Start
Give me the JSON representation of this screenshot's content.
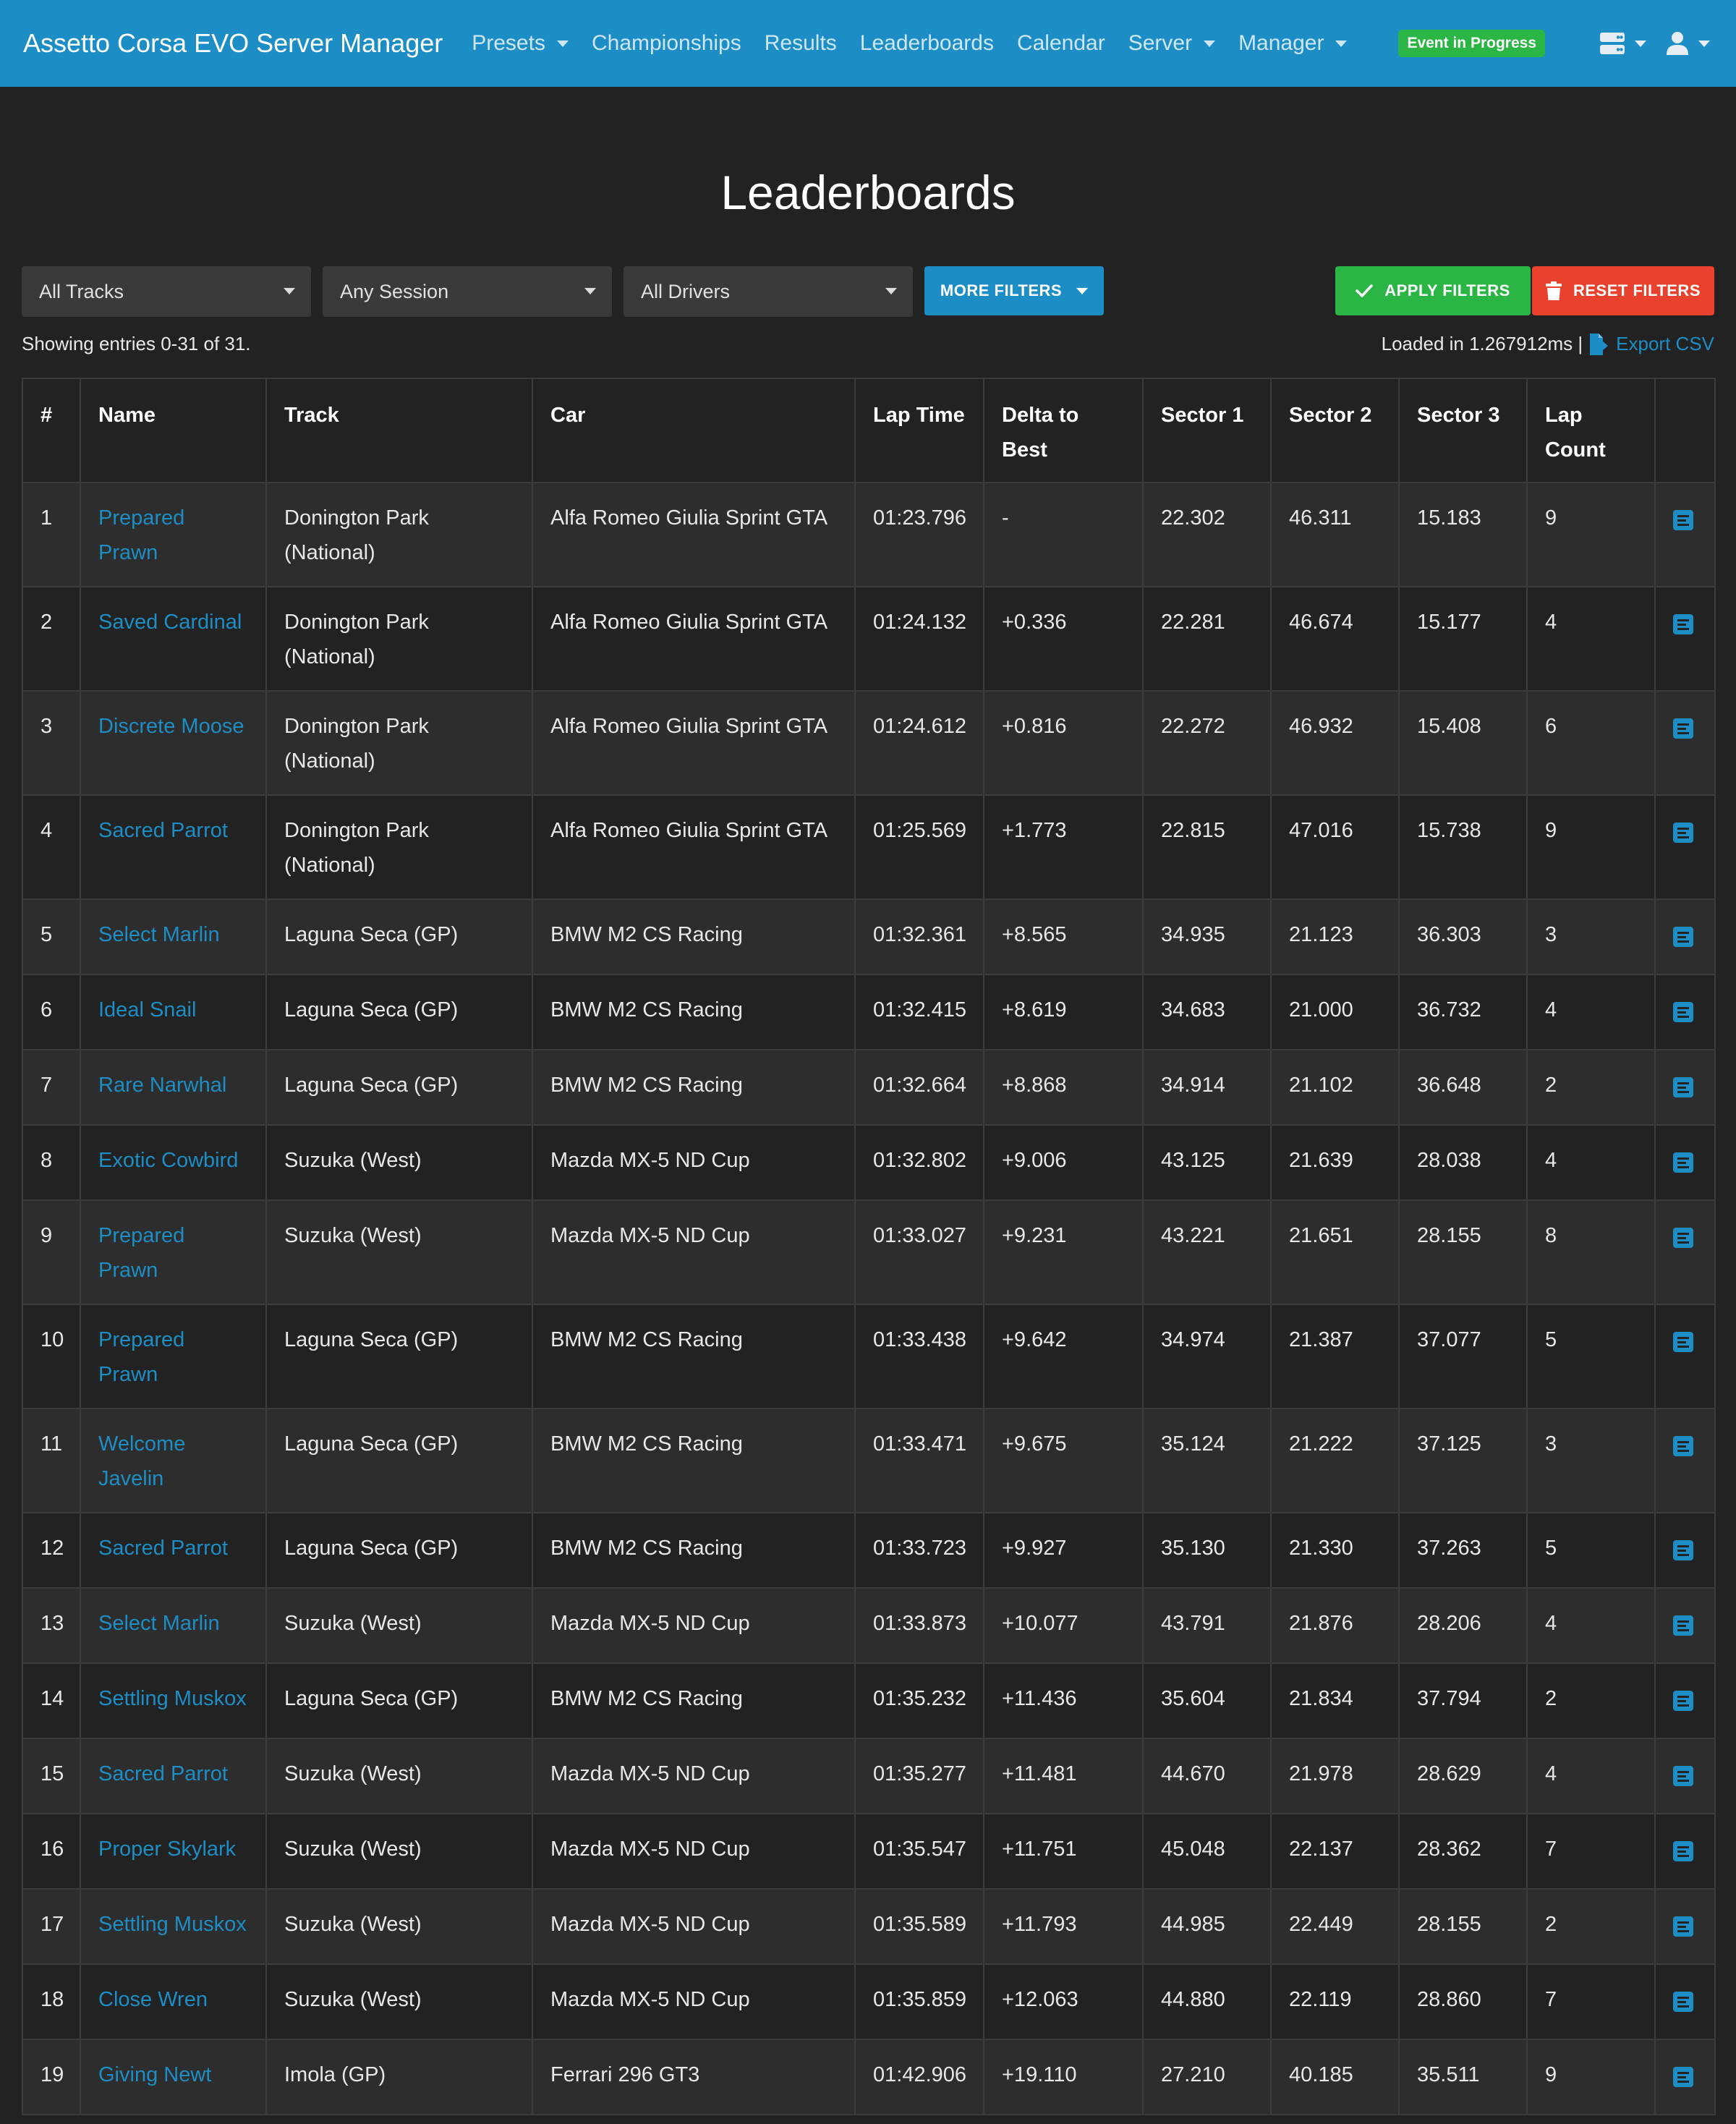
{
  "nav": {
    "brand": "Assetto Corsa EVO Server Manager",
    "links": [
      "Presets",
      "Championships",
      "Results",
      "Leaderboards",
      "Calendar",
      "Server",
      "Manager"
    ],
    "event_badge": "Event in Progress"
  },
  "page_title": "Leaderboards",
  "filters": {
    "track": "All Tracks",
    "session": "Any Session",
    "driver": "All Drivers",
    "more_label": "MORE FILTERS",
    "apply_label": "APPLY FILTERS",
    "reset_label": "RESET FILTERS"
  },
  "meta": {
    "showing": "Showing entries 0-31 of 31.",
    "loaded": "Loaded in 1.267912ms |",
    "export_label": "Export CSV"
  },
  "table": {
    "headers": [
      "#",
      "Name",
      "Track",
      "Car",
      "Lap Time",
      "Delta to Best",
      "Sector 1",
      "Sector 2",
      "Sector 3",
      "Lap Count"
    ],
    "rows": [
      [
        "1",
        "Prepared Prawn",
        "Donington Park (National)",
        "Alfa Romeo Giulia Sprint GTA",
        "01:23.796",
        "-",
        "22.302",
        "46.311",
        "15.183",
        "9"
      ],
      [
        "2",
        "Saved Cardinal",
        "Donington Park (National)",
        "Alfa Romeo Giulia Sprint GTA",
        "01:24.132",
        "+0.336",
        "22.281",
        "46.674",
        "15.177",
        "4"
      ],
      [
        "3",
        "Discrete Moose",
        "Donington Park (National)",
        "Alfa Romeo Giulia Sprint GTA",
        "01:24.612",
        "+0.816",
        "22.272",
        "46.932",
        "15.408",
        "6"
      ],
      [
        "4",
        "Sacred Parrot",
        "Donington Park (National)",
        "Alfa Romeo Giulia Sprint GTA",
        "01:25.569",
        "+1.773",
        "22.815",
        "47.016",
        "15.738",
        "9"
      ],
      [
        "5",
        "Select Marlin",
        "Laguna Seca (GP)",
        "BMW M2 CS Racing",
        "01:32.361",
        "+8.565",
        "34.935",
        "21.123",
        "36.303",
        "3"
      ],
      [
        "6",
        "Ideal Snail",
        "Laguna Seca (GP)",
        "BMW M2 CS Racing",
        "01:32.415",
        "+8.619",
        "34.683",
        "21.000",
        "36.732",
        "4"
      ],
      [
        "7",
        "Rare Narwhal",
        "Laguna Seca (GP)",
        "BMW M2 CS Racing",
        "01:32.664",
        "+8.868",
        "34.914",
        "21.102",
        "36.648",
        "2"
      ],
      [
        "8",
        "Exotic Cowbird",
        "Suzuka (West)",
        "Mazda MX-5 ND Cup",
        "01:32.802",
        "+9.006",
        "43.125",
        "21.639",
        "28.038",
        "4"
      ],
      [
        "9",
        "Prepared Prawn",
        "Suzuka (West)",
        "Mazda MX-5 ND Cup",
        "01:33.027",
        "+9.231",
        "43.221",
        "21.651",
        "28.155",
        "8"
      ],
      [
        "10",
        "Prepared Prawn",
        "Laguna Seca (GP)",
        "BMW M2 CS Racing",
        "01:33.438",
        "+9.642",
        "34.974",
        "21.387",
        "37.077",
        "5"
      ],
      [
        "11",
        "Welcome Javelin",
        "Laguna Seca (GP)",
        "BMW M2 CS Racing",
        "01:33.471",
        "+9.675",
        "35.124",
        "21.222",
        "37.125",
        "3"
      ],
      [
        "12",
        "Sacred Parrot",
        "Laguna Seca (GP)",
        "BMW M2 CS Racing",
        "01:33.723",
        "+9.927",
        "35.130",
        "21.330",
        "37.263",
        "5"
      ],
      [
        "13",
        "Select Marlin",
        "Suzuka (West)",
        "Mazda MX-5 ND Cup",
        "01:33.873",
        "+10.077",
        "43.791",
        "21.876",
        "28.206",
        "4"
      ],
      [
        "14",
        "Settling Muskox",
        "Laguna Seca (GP)",
        "BMW M2 CS Racing",
        "01:35.232",
        "+11.436",
        "35.604",
        "21.834",
        "37.794",
        "2"
      ],
      [
        "15",
        "Sacred Parrot",
        "Suzuka (West)",
        "Mazda MX-5 ND Cup",
        "01:35.277",
        "+11.481",
        "44.670",
        "21.978",
        "28.629",
        "4"
      ],
      [
        "16",
        "Proper Skylark",
        "Suzuka (West)",
        "Mazda MX-5 ND Cup",
        "01:35.547",
        "+11.751",
        "45.048",
        "22.137",
        "28.362",
        "7"
      ],
      [
        "17",
        "Settling Muskox",
        "Suzuka (West)",
        "Mazda MX-5 ND Cup",
        "01:35.589",
        "+11.793",
        "44.985",
        "22.449",
        "28.155",
        "2"
      ],
      [
        "18",
        "Close Wren",
        "Suzuka (West)",
        "Mazda MX-5 ND Cup",
        "01:35.859",
        "+12.063",
        "44.880",
        "22.119",
        "28.860",
        "7"
      ],
      [
        "19",
        "Giving Newt",
        "Imola (GP)",
        "Ferrari 296 GT3",
        "01:42.906",
        "+19.110",
        "27.210",
        "40.185",
        "35.511",
        "9"
      ]
    ]
  },
  "colors": {
    "navbar": "#1d8ec5",
    "background": "#222222",
    "link": "#1d8ec5",
    "apply": "#2ab545",
    "reset": "#e8412e"
  }
}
End
## TO DO
Without including any pictures, output all the entries above exactly.

## TASK SOLUTION
Give me the JSON representation of this screenshot's content.
{
  "nav": {
    "brand": "Assetto Corsa EVO Server Manager",
    "links": [
      "Presets",
      "Championships",
      "Results",
      "Leaderboards",
      "Calendar",
      "Server",
      "Manager"
    ],
    "event_badge": "Event in Progress"
  },
  "page_title": "Leaderboards",
  "filters": {
    "track": "All Tracks",
    "session": "Any Session",
    "driver": "All Drivers",
    "more_label": "MORE FILTERS",
    "apply_label": "APPLY FILTERS",
    "reset_label": "RESET FILTERS"
  },
  "meta": {
    "showing": "Showing entries 0-31 of 31.",
    "loaded": "Loaded in 1.267912ms |",
    "export_label": "Export CSV"
  },
  "table": {
    "headers": [
      "#",
      "Name",
      "Track",
      "Car",
      "Lap Time",
      "Delta to Best",
      "Sector 1",
      "Sector 2",
      "Sector 3",
      "Lap Count"
    ],
    "rows": [
      [
        "1",
        "Prepared Prawn",
        "Donington Park (National)",
        "Alfa Romeo Giulia Sprint GTA",
        "01:23.796",
        "-",
        "22.302",
        "46.311",
        "15.183",
        "9"
      ],
      [
        "2",
        "Saved Cardinal",
        "Donington Park (National)",
        "Alfa Romeo Giulia Sprint GTA",
        "01:24.132",
        "+0.336",
        "22.281",
        "46.674",
        "15.177",
        "4"
      ],
      [
        "3",
        "Discrete Moose",
        "Donington Park (National)",
        "Alfa Romeo Giulia Sprint GTA",
        "01:24.612",
        "+0.816",
        "22.272",
        "46.932",
        "15.408",
        "6"
      ],
      [
        "4",
        "Sacred Parrot",
        "Donington Park (National)",
        "Alfa Romeo Giulia Sprint GTA",
        "01:25.569",
        "+1.773",
        "22.815",
        "47.016",
        "15.738",
        "9"
      ],
      [
        "5",
        "Select Marlin",
        "Laguna Seca (GP)",
        "BMW M2 CS Racing",
        "01:32.361",
        "+8.565",
        "34.935",
        "21.123",
        "36.303",
        "3"
      ],
      [
        "6",
        "Ideal Snail",
        "Laguna Seca (GP)",
        "BMW M2 CS Racing",
        "01:32.415",
        "+8.619",
        "34.683",
        "21.000",
        "36.732",
        "4"
      ],
      [
        "7",
        "Rare Narwhal",
        "Laguna Seca (GP)",
        "BMW M2 CS Racing",
        "01:32.664",
        "+8.868",
        "34.914",
        "21.102",
        "36.648",
        "2"
      ],
      [
        "8",
        "Exotic Cowbird",
        "Suzuka (West)",
        "Mazda MX-5 ND Cup",
        "01:32.802",
        "+9.006",
        "43.125",
        "21.639",
        "28.038",
        "4"
      ],
      [
        "9",
        "Prepared Prawn",
        "Suzuka (West)",
        "Mazda MX-5 ND Cup",
        "01:33.027",
        "+9.231",
        "43.221",
        "21.651",
        "28.155",
        "8"
      ],
      [
        "10",
        "Prepared Prawn",
        "Laguna Seca (GP)",
        "BMW M2 CS Racing",
        "01:33.438",
        "+9.642",
        "34.974",
        "21.387",
        "37.077",
        "5"
      ],
      [
        "11",
        "Welcome Javelin",
        "Laguna Seca (GP)",
        "BMW M2 CS Racing",
        "01:33.471",
        "+9.675",
        "35.124",
        "21.222",
        "37.125",
        "3"
      ],
      [
        "12",
        "Sacred Parrot",
        "Laguna Seca (GP)",
        "BMW M2 CS Racing",
        "01:33.723",
        "+9.927",
        "35.130",
        "21.330",
        "37.263",
        "5"
      ],
      [
        "13",
        "Select Marlin",
        "Suzuka (West)",
        "Mazda MX-5 ND Cup",
        "01:33.873",
        "+10.077",
        "43.791",
        "21.876",
        "28.206",
        "4"
      ],
      [
        "14",
        "Settling Muskox",
        "Laguna Seca (GP)",
        "BMW M2 CS Racing",
        "01:35.232",
        "+11.436",
        "35.604",
        "21.834",
        "37.794",
        "2"
      ],
      [
        "15",
        "Sacred Parrot",
        "Suzuka (West)",
        "Mazda MX-5 ND Cup",
        "01:35.277",
        "+11.481",
        "44.670",
        "21.978",
        "28.629",
        "4"
      ],
      [
        "16",
        "Proper Skylark",
        "Suzuka (West)",
        "Mazda MX-5 ND Cup",
        "01:35.547",
        "+11.751",
        "45.048",
        "22.137",
        "28.362",
        "7"
      ],
      [
        "17",
        "Settling Muskox",
        "Suzuka (West)",
        "Mazda MX-5 ND Cup",
        "01:35.589",
        "+11.793",
        "44.985",
        "22.449",
        "28.155",
        "2"
      ],
      [
        "18",
        "Close Wren",
        "Suzuka (West)",
        "Mazda MX-5 ND Cup",
        "01:35.859",
        "+12.063",
        "44.880",
        "22.119",
        "28.860",
        "7"
      ],
      [
        "19",
        "Giving Newt",
        "Imola (GP)",
        "Ferrari 296 GT3",
        "01:42.906",
        "+19.110",
        "27.210",
        "40.185",
        "35.511",
        "9"
      ]
    ]
  },
  "colors": {
    "navbar": "#1d8ec5",
    "background": "#222222",
    "link": "#1d8ec5",
    "apply": "#2ab545",
    "reset": "#e8412e"
  }
}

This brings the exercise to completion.